Filter the records below down to lines containing "Percent".

== == ==

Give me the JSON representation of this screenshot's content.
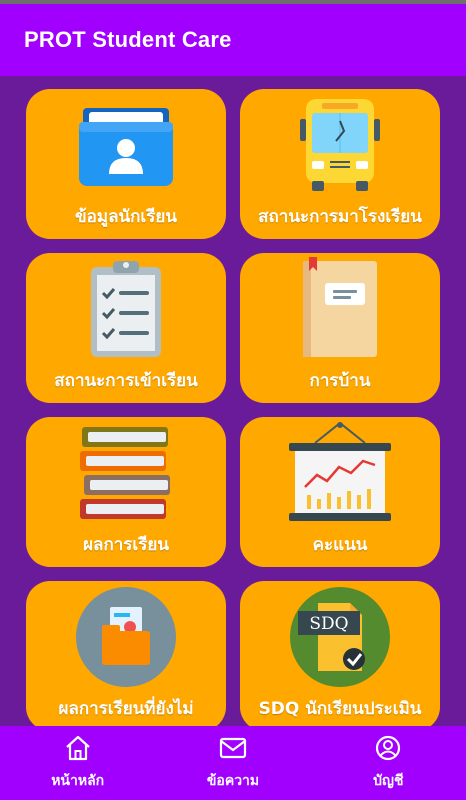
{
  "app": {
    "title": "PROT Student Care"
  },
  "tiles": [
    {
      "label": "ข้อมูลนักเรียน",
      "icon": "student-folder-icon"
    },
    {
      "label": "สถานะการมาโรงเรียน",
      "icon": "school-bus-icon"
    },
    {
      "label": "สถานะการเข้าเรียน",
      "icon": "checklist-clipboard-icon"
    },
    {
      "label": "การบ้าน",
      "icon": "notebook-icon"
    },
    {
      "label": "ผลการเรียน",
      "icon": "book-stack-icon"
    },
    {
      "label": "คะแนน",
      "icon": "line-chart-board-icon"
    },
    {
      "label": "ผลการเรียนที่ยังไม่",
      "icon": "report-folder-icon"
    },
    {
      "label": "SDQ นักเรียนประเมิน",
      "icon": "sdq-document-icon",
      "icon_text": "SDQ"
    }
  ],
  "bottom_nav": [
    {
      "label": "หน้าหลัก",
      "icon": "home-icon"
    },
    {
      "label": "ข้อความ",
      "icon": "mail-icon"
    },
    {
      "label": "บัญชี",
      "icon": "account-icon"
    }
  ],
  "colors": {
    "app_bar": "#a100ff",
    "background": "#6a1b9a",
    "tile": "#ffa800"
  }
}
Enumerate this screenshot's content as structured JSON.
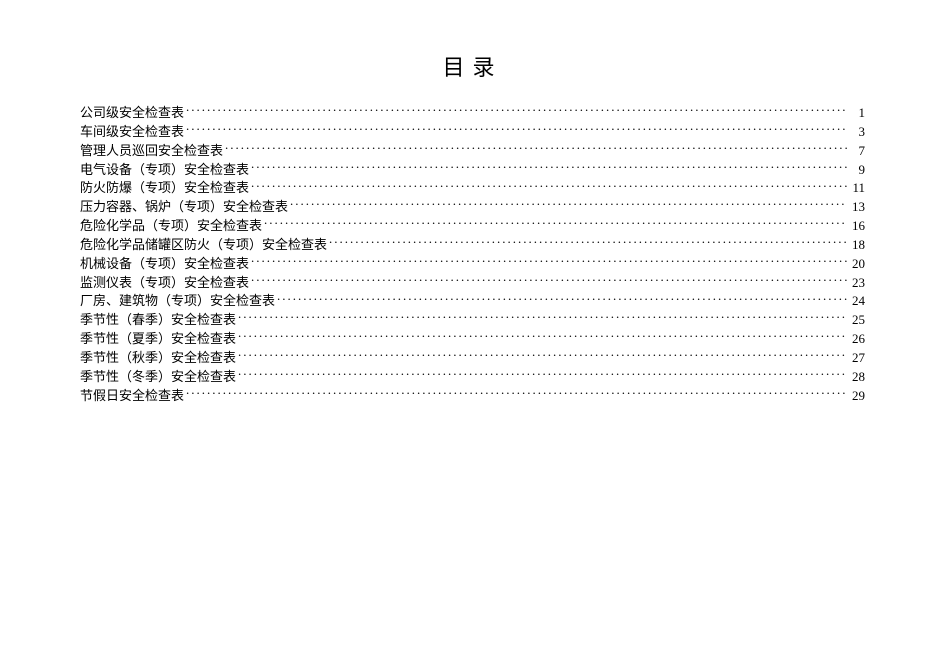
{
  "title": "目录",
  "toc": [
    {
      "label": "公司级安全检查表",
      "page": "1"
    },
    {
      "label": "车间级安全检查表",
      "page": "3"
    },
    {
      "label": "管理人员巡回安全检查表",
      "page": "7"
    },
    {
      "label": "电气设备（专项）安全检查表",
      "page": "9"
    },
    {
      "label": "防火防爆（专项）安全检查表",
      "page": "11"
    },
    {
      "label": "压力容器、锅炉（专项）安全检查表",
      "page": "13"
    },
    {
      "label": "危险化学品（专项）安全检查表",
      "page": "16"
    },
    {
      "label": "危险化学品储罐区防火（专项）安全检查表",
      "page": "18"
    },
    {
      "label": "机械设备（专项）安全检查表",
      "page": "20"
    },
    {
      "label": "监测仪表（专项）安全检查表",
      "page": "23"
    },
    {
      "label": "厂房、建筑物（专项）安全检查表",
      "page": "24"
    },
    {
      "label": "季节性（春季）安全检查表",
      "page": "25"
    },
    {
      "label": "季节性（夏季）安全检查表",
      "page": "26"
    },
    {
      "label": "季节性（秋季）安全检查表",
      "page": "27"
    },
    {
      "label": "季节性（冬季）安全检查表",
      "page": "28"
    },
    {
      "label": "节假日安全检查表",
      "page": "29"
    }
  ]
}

== == ==

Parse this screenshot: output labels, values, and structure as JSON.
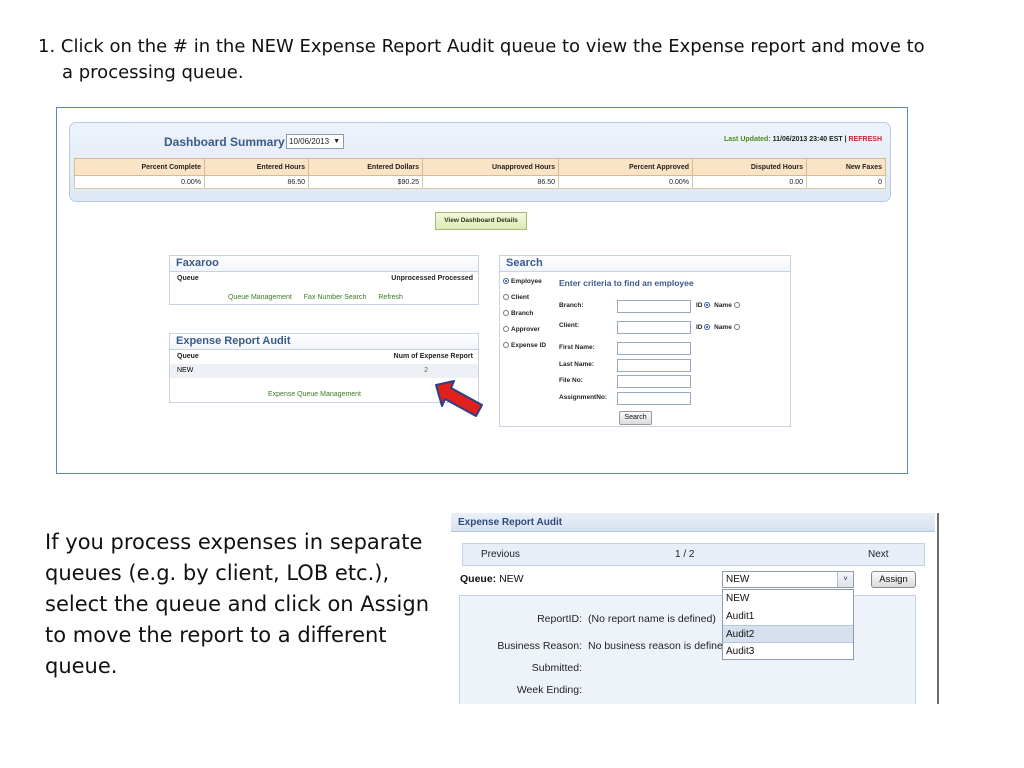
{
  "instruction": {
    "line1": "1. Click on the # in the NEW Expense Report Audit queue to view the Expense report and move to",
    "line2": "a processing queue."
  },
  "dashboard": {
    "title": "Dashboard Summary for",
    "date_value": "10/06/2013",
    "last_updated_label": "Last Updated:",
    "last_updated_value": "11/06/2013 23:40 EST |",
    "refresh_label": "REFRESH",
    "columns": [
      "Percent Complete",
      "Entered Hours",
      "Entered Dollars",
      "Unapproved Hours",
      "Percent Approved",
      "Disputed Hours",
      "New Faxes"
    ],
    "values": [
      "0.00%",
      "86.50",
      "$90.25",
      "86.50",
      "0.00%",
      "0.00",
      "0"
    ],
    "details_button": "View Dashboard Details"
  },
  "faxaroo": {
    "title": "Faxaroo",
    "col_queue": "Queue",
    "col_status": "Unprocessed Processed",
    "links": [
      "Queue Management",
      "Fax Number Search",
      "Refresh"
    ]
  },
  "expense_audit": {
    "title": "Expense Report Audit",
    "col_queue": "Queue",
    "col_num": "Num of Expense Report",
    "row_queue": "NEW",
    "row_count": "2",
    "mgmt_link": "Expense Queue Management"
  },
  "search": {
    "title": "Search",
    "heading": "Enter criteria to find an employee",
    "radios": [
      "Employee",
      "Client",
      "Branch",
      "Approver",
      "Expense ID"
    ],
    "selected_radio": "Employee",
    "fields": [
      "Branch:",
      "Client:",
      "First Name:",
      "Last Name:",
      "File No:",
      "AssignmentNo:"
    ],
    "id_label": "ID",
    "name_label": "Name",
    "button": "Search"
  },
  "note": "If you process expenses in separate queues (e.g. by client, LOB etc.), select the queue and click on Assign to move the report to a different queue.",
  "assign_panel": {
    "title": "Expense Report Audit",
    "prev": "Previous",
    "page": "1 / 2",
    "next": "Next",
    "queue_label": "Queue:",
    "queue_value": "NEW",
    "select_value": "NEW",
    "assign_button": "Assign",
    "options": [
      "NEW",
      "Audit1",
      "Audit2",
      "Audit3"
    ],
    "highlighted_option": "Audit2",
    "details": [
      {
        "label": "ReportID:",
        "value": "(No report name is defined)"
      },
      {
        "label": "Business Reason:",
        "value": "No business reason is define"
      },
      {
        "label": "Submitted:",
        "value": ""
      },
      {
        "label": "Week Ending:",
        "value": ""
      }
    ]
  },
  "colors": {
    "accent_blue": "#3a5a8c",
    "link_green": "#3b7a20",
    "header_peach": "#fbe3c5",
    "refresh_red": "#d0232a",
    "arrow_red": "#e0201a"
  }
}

== == ==

| IN RESPONSE |
      "Percent Complete",
      "Percent Approved",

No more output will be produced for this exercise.